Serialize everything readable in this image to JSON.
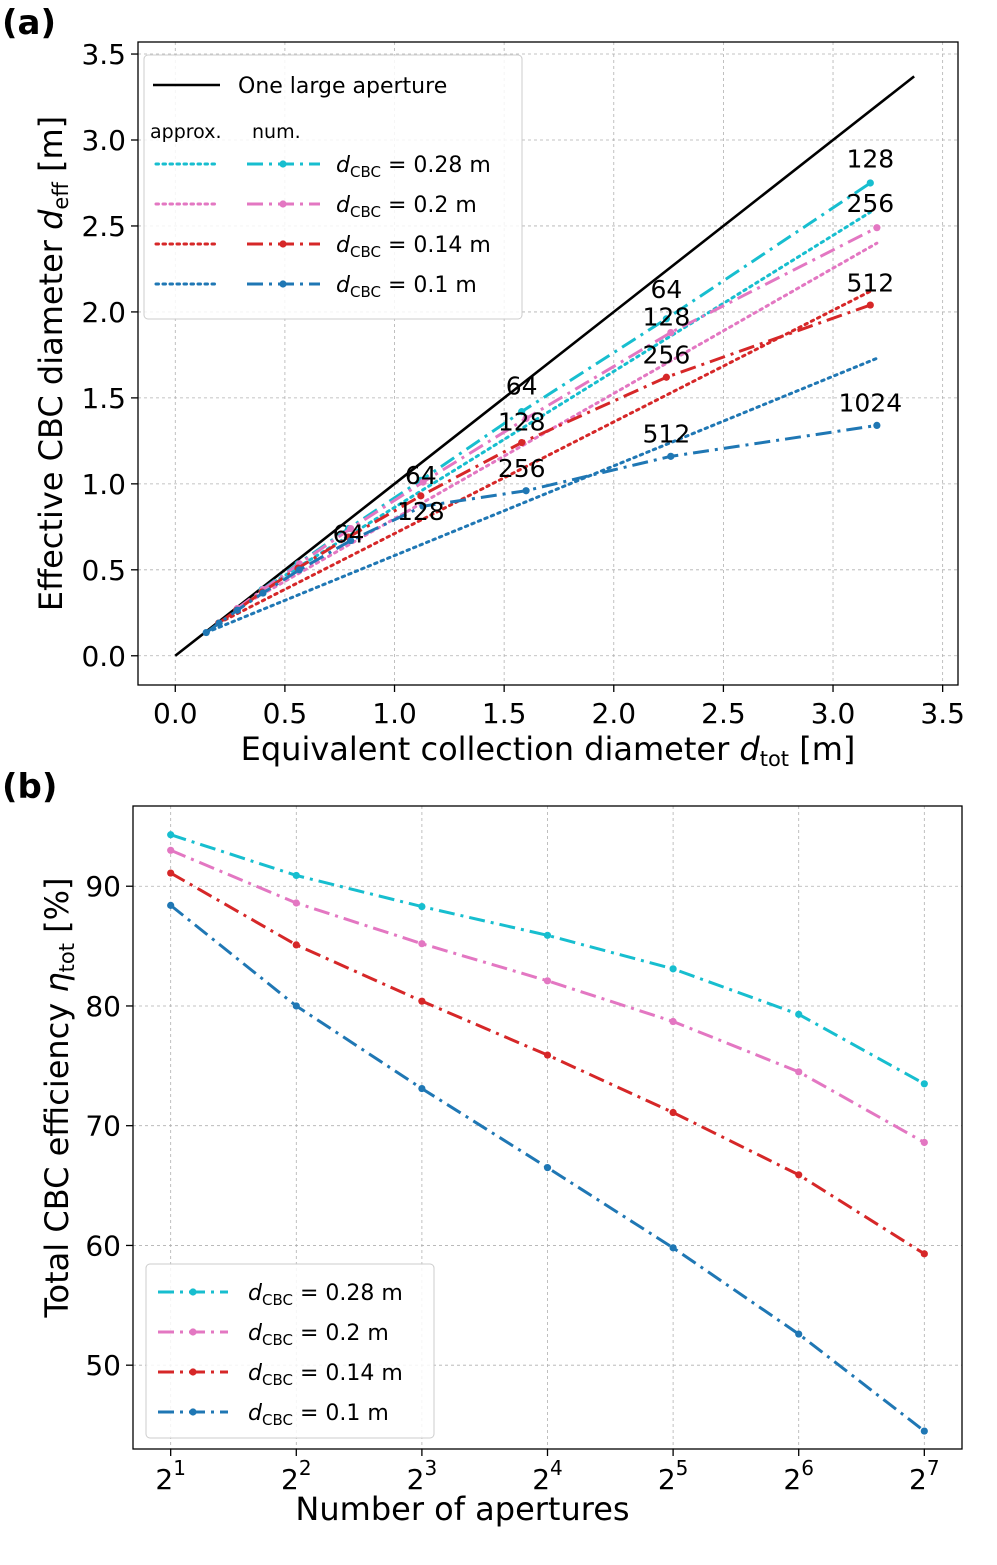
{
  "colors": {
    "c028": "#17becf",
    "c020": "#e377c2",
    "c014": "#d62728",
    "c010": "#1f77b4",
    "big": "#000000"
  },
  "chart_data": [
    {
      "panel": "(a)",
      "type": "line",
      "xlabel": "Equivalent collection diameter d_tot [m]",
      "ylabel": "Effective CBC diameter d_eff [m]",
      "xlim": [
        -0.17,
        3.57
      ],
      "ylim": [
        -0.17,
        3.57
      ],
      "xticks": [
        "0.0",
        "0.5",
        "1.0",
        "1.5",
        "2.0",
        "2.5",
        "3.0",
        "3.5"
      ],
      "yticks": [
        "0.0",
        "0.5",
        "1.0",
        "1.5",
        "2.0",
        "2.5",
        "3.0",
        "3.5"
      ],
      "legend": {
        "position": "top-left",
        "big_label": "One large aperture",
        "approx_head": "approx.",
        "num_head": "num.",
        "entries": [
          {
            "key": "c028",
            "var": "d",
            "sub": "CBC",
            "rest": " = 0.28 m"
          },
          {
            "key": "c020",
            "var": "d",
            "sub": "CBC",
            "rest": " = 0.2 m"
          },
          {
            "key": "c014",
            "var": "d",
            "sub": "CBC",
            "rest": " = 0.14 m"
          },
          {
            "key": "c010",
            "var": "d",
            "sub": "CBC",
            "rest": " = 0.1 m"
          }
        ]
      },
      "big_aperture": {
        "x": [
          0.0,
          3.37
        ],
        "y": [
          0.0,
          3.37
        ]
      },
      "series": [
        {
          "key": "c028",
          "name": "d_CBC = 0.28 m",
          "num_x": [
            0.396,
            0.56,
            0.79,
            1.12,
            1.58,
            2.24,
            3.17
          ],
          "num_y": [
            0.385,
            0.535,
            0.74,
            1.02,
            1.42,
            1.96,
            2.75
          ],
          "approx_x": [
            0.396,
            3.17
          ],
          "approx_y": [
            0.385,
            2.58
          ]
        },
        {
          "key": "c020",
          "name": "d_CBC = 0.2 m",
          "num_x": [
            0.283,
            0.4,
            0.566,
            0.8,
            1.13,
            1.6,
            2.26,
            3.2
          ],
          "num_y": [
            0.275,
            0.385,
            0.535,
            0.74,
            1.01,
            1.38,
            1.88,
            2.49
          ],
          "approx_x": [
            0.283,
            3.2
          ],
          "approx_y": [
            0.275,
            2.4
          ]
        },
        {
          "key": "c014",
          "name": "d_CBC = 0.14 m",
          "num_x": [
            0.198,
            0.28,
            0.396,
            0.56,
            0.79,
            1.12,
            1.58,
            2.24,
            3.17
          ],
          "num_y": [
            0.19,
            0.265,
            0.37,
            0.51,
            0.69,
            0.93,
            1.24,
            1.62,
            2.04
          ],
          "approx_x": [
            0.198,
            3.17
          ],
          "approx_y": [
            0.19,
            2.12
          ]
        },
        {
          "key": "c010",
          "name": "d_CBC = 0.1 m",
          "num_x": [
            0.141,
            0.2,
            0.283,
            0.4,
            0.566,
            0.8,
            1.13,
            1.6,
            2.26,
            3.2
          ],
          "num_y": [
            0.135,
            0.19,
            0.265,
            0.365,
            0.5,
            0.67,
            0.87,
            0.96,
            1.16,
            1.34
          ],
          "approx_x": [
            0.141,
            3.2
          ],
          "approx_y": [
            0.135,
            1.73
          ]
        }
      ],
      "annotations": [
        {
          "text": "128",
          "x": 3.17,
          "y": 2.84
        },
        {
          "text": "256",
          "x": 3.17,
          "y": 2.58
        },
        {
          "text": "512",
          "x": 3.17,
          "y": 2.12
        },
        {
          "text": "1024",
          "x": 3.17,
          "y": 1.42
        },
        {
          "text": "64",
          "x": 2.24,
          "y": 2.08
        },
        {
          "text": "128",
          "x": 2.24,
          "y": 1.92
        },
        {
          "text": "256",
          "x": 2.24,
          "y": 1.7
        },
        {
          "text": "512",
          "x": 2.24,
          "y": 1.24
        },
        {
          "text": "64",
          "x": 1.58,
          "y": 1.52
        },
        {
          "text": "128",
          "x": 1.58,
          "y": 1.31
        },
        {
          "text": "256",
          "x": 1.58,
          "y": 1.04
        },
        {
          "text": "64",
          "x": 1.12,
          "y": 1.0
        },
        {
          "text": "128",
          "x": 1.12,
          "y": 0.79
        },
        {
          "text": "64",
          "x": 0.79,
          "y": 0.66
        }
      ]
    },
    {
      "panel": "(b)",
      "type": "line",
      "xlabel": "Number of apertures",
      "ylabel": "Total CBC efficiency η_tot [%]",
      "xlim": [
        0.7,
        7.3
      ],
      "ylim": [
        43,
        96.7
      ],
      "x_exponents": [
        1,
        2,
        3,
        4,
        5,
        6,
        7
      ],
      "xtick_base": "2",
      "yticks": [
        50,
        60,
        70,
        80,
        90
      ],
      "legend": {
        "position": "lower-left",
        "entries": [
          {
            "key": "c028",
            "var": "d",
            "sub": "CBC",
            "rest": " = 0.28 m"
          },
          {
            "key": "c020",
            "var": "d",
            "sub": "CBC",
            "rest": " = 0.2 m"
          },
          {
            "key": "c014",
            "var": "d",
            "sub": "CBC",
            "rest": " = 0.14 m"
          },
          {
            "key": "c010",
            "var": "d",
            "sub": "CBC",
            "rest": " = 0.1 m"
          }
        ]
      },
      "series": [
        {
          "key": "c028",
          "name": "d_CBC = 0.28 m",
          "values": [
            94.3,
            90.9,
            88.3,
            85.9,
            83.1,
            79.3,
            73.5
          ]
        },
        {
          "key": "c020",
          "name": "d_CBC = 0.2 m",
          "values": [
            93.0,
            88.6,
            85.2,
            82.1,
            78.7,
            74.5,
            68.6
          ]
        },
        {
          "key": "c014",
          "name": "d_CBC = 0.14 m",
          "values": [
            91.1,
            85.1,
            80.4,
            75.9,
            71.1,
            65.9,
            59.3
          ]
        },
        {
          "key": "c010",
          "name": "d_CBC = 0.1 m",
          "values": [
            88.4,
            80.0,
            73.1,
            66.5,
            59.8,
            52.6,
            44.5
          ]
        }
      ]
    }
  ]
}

• YOUR OBJECTIVE:
Every line of the material is to be quoted exactly, with no pictures carried over.

• COMPLETED TASK:
Serialize everything readable in this image to JSON.
{
  "colors": {
    "c028": "#17becf",
    "c020": "#e377c2",
    "c014": "#d62728",
    "c010": "#1f77b4",
    "big": "#000000"
  },
  "chart_data": [
    {
      "panel": "(a)",
      "type": "line",
      "xlabel": "Equivalent collection diameter d_tot [m]",
      "ylabel": "Effective CBC diameter d_eff [m]",
      "xlim": [
        -0.17,
        3.57
      ],
      "ylim": [
        -0.17,
        3.57
      ],
      "xticks": [
        "0.0",
        "0.5",
        "1.0",
        "1.5",
        "2.0",
        "2.5",
        "3.0",
        "3.5"
      ],
      "yticks": [
        "0.0",
        "0.5",
        "1.0",
        "1.5",
        "2.0",
        "2.5",
        "3.0",
        "3.5"
      ],
      "legend": {
        "position": "top-left",
        "big_label": "One large aperture",
        "approx_head": "approx.",
        "num_head": "num.",
        "entries": [
          {
            "key": "c028",
            "var": "d",
            "sub": "CBC",
            "rest": " = 0.28 m"
          },
          {
            "key": "c020",
            "var": "d",
            "sub": "CBC",
            "rest": " = 0.2 m"
          },
          {
            "key": "c014",
            "var": "d",
            "sub": "CBC",
            "rest": " = 0.14 m"
          },
          {
            "key": "c010",
            "var": "d",
            "sub": "CBC",
            "rest": " = 0.1 m"
          }
        ]
      },
      "big_aperture": {
        "x": [
          0.0,
          3.37
        ],
        "y": [
          0.0,
          3.37
        ]
      },
      "series": [
        {
          "key": "c028",
          "name": "d_CBC = 0.28 m",
          "num_x": [
            0.396,
            0.56,
            0.79,
            1.12,
            1.58,
            2.24,
            3.17
          ],
          "num_y": [
            0.385,
            0.535,
            0.74,
            1.02,
            1.42,
            1.96,
            2.75
          ],
          "approx_x": [
            0.396,
            3.17
          ],
          "approx_y": [
            0.385,
            2.58
          ]
        },
        {
          "key": "c020",
          "name": "d_CBC = 0.2 m",
          "num_x": [
            0.283,
            0.4,
            0.566,
            0.8,
            1.13,
            1.6,
            2.26,
            3.2
          ],
          "num_y": [
            0.275,
            0.385,
            0.535,
            0.74,
            1.01,
            1.38,
            1.88,
            2.49
          ],
          "approx_x": [
            0.283,
            3.2
          ],
          "approx_y": [
            0.275,
            2.4
          ]
        },
        {
          "key": "c014",
          "name": "d_CBC = 0.14 m",
          "num_x": [
            0.198,
            0.28,
            0.396,
            0.56,
            0.79,
            1.12,
            1.58,
            2.24,
            3.17
          ],
          "num_y": [
            0.19,
            0.265,
            0.37,
            0.51,
            0.69,
            0.93,
            1.24,
            1.62,
            2.04
          ],
          "approx_x": [
            0.198,
            3.17
          ],
          "approx_y": [
            0.19,
            2.12
          ]
        },
        {
          "key": "c010",
          "name": "d_CBC = 0.1 m",
          "num_x": [
            0.141,
            0.2,
            0.283,
            0.4,
            0.566,
            0.8,
            1.13,
            1.6,
            2.26,
            3.2
          ],
          "num_y": [
            0.135,
            0.19,
            0.265,
            0.365,
            0.5,
            0.67,
            0.87,
            0.96,
            1.16,
            1.34
          ],
          "approx_x": [
            0.141,
            3.2
          ],
          "approx_y": [
            0.135,
            1.73
          ]
        }
      ],
      "annotations": [
        {
          "text": "128",
          "x": 3.17,
          "y": 2.84
        },
        {
          "text": "256",
          "x": 3.17,
          "y": 2.58
        },
        {
          "text": "512",
          "x": 3.17,
          "y": 2.12
        },
        {
          "text": "1024",
          "x": 3.17,
          "y": 1.42
        },
        {
          "text": "64",
          "x": 2.24,
          "y": 2.08
        },
        {
          "text": "128",
          "x": 2.24,
          "y": 1.92
        },
        {
          "text": "256",
          "x": 2.24,
          "y": 1.7
        },
        {
          "text": "512",
          "x": 2.24,
          "y": 1.24
        },
        {
          "text": "64",
          "x": 1.58,
          "y": 1.52
        },
        {
          "text": "128",
          "x": 1.58,
          "y": 1.31
        },
        {
          "text": "256",
          "x": 1.58,
          "y": 1.04
        },
        {
          "text": "64",
          "x": 1.12,
          "y": 1.0
        },
        {
          "text": "128",
          "x": 1.12,
          "y": 0.79
        },
        {
          "text": "64",
          "x": 0.79,
          "y": 0.66
        }
      ]
    },
    {
      "panel": "(b)",
      "type": "line",
      "xlabel": "Number of apertures",
      "ylabel": "Total CBC efficiency η_tot [%]",
      "xlim": [
        0.7,
        7.3
      ],
      "ylim": [
        43,
        96.7
      ],
      "x_exponents": [
        1,
        2,
        3,
        4,
        5,
        6,
        7
      ],
      "xtick_base": "2",
      "yticks": [
        50,
        60,
        70,
        80,
        90
      ],
      "legend": {
        "position": "lower-left",
        "entries": [
          {
            "key": "c028",
            "var": "d",
            "sub": "CBC",
            "rest": " = 0.28 m"
          },
          {
            "key": "c020",
            "var": "d",
            "sub": "CBC",
            "rest": " = 0.2 m"
          },
          {
            "key": "c014",
            "var": "d",
            "sub": "CBC",
            "rest": " = 0.14 m"
          },
          {
            "key": "c010",
            "var": "d",
            "sub": "CBC",
            "rest": " = 0.1 m"
          }
        ]
      },
      "series": [
        {
          "key": "c028",
          "name": "d_CBC = 0.28 m",
          "values": [
            94.3,
            90.9,
            88.3,
            85.9,
            83.1,
            79.3,
            73.5
          ]
        },
        {
          "key": "c020",
          "name": "d_CBC = 0.2 m",
          "values": [
            93.0,
            88.6,
            85.2,
            82.1,
            78.7,
            74.5,
            68.6
          ]
        },
        {
          "key": "c014",
          "name": "d_CBC = 0.14 m",
          "values": [
            91.1,
            85.1,
            80.4,
            75.9,
            71.1,
            65.9,
            59.3
          ]
        },
        {
          "key": "c010",
          "name": "d_CBC = 0.1 m",
          "values": [
            88.4,
            80.0,
            73.1,
            66.5,
            59.8,
            52.6,
            44.5
          ]
        }
      ]
    }
  ]
}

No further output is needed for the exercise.